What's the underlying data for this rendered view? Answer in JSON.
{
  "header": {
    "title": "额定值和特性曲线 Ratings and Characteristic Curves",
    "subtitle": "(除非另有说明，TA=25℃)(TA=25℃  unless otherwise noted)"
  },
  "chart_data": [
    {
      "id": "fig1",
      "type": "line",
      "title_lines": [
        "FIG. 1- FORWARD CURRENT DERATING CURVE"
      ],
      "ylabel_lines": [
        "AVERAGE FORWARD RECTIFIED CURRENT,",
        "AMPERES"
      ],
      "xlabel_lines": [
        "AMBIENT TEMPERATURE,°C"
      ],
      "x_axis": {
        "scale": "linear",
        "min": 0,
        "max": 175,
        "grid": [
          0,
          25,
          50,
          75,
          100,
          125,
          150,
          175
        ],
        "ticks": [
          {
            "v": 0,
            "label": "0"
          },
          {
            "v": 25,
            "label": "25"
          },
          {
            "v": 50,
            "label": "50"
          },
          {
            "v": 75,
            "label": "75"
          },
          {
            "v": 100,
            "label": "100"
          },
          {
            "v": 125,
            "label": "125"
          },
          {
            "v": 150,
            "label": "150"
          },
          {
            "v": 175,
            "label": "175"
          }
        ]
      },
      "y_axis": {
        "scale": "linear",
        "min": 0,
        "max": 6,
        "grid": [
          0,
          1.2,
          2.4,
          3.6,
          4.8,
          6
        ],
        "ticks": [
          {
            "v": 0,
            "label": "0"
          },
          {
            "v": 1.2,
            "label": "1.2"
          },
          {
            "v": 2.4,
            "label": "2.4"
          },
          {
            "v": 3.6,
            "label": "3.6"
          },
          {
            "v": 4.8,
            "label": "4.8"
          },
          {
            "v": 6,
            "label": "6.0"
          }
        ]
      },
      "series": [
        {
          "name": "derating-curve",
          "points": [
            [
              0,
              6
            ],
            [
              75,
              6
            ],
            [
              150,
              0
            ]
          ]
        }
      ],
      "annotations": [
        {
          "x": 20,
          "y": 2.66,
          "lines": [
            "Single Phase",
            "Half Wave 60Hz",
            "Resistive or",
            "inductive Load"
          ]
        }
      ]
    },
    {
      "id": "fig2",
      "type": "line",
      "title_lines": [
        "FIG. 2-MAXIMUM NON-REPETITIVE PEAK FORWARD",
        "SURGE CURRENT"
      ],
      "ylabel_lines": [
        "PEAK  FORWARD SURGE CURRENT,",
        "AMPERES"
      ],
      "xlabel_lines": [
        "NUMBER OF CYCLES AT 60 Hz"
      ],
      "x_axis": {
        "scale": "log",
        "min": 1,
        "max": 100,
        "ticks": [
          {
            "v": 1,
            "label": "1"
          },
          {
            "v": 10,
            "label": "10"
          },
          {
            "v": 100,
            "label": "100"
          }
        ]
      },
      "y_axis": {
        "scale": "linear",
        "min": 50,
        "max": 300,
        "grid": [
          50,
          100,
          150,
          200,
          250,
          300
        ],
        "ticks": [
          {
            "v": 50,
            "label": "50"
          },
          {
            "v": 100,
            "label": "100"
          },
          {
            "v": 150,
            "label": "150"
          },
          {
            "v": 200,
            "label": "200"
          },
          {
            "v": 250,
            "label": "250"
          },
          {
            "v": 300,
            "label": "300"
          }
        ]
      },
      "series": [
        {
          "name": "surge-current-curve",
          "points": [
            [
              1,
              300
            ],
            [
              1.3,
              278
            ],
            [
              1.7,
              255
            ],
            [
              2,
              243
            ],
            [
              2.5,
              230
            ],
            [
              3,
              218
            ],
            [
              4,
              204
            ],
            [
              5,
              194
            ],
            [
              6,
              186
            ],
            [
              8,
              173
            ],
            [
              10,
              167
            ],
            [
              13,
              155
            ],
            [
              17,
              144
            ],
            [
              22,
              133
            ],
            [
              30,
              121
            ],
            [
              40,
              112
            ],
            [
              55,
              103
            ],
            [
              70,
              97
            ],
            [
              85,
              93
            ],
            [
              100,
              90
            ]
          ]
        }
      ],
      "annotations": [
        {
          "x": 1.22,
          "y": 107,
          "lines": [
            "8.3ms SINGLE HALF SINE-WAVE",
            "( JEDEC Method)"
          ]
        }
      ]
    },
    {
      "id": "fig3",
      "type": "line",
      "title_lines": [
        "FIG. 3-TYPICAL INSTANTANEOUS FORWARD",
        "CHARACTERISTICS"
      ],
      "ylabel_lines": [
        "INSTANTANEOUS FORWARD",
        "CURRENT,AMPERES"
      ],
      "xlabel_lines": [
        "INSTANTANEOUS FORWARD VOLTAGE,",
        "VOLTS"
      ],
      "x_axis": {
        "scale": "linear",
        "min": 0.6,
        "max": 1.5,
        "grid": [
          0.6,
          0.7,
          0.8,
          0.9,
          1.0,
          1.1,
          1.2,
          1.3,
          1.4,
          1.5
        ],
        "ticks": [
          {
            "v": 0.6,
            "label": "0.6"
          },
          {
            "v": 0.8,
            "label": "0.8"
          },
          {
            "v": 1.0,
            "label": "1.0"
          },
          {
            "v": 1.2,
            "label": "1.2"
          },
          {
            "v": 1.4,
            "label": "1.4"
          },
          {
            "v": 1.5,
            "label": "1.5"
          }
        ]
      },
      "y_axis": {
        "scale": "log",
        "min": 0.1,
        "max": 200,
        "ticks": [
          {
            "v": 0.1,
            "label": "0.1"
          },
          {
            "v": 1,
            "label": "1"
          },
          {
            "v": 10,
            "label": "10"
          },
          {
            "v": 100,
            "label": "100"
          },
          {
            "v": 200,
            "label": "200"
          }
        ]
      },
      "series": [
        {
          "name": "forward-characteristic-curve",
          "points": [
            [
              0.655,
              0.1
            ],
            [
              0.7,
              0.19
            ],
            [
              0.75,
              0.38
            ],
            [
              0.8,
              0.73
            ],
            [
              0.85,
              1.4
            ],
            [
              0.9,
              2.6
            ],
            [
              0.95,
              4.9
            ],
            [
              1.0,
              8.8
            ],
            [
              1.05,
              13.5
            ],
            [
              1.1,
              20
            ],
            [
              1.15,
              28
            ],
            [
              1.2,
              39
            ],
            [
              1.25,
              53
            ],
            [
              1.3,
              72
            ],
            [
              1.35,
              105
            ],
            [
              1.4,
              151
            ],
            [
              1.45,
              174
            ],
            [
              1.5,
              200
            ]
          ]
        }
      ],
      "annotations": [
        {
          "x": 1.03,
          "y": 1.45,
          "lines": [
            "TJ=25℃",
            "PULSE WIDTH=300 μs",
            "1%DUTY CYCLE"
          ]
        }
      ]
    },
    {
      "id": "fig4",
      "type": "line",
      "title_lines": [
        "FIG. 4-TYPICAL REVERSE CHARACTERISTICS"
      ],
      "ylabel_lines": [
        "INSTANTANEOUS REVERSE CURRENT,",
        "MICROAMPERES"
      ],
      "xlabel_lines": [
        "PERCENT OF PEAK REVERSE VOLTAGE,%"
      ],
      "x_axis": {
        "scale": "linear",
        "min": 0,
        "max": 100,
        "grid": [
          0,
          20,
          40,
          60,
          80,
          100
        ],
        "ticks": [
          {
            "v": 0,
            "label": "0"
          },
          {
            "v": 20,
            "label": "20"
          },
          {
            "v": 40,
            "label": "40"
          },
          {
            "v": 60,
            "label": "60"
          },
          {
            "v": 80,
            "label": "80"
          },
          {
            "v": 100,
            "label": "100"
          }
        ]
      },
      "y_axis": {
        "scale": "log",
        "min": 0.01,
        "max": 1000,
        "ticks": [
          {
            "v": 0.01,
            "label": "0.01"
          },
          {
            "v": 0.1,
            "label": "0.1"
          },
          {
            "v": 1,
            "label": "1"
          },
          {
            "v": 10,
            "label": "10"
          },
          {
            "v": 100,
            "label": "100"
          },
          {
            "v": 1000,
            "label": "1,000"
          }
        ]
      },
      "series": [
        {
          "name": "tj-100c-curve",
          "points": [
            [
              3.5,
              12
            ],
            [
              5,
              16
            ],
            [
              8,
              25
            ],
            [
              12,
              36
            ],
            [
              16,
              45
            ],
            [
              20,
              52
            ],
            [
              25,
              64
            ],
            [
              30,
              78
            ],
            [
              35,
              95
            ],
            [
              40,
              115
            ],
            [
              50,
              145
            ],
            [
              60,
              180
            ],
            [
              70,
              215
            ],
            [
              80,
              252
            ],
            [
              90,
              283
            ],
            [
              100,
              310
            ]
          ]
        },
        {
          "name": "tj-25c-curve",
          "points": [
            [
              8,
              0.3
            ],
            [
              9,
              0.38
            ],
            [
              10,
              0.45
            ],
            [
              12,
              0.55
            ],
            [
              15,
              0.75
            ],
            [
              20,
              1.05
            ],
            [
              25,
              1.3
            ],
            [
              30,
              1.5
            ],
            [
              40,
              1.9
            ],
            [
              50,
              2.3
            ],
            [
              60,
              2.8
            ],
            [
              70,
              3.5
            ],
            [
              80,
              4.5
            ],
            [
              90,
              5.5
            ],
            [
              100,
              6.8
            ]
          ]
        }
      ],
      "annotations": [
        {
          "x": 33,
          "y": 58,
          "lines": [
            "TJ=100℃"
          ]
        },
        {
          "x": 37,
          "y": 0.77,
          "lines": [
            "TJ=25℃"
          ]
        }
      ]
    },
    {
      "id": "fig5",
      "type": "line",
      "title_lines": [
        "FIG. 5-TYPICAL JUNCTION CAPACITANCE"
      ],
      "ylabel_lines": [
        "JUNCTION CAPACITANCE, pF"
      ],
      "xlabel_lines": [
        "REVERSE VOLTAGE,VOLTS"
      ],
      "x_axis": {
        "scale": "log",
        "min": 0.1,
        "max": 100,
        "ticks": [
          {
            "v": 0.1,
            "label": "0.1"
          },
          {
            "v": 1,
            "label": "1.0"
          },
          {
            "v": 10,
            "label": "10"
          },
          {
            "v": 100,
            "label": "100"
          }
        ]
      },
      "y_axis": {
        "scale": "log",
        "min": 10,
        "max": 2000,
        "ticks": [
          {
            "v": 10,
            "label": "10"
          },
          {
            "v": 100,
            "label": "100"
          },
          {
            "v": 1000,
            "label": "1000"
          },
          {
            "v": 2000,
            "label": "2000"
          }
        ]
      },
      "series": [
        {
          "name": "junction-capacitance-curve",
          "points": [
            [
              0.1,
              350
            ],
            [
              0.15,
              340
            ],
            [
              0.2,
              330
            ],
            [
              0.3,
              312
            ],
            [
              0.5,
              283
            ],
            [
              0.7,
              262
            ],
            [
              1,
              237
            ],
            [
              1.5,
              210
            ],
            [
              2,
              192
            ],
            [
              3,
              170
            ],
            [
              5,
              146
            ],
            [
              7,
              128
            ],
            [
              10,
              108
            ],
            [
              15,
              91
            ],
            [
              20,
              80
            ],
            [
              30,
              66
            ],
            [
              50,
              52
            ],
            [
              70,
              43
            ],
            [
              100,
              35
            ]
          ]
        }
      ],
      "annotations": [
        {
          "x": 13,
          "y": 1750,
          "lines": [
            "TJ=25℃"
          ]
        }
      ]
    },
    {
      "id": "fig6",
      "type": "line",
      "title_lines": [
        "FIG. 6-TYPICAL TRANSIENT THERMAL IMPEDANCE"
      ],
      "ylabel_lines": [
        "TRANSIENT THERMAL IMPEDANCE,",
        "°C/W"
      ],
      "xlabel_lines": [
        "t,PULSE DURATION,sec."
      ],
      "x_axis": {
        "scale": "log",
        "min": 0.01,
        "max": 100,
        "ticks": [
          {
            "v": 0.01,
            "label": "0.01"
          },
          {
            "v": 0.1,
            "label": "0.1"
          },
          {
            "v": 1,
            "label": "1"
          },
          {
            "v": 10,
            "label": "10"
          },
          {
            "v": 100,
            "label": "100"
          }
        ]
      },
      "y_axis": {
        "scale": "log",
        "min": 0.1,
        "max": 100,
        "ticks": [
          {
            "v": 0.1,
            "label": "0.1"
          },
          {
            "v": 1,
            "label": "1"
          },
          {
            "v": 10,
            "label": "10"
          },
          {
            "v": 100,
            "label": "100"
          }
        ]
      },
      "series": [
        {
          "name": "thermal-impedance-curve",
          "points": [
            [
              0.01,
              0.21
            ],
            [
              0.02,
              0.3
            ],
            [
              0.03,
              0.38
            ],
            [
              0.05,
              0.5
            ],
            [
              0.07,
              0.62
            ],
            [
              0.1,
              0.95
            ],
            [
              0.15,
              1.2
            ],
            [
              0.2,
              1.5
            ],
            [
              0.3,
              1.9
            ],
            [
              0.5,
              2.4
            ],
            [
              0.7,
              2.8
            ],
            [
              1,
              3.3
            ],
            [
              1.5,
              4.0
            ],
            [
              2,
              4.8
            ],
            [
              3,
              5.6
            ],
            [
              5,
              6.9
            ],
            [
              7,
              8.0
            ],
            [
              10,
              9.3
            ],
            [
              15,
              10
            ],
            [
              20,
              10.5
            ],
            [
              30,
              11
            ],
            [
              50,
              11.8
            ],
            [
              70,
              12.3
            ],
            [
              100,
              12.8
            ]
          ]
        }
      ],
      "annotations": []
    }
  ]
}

Work to be completed.
Look through the entries above. Extract each line with the word "INSTANTANEOUS".

Final result.
        "FIG. 3-TYPICAL INSTANTANEOUS FORWARD",
        "INSTANTANEOUS FORWARD",
        "INSTANTANEOUS FORWARD VOLTAGE,",
        "INSTANTANEOUS REVERSE CURRENT,",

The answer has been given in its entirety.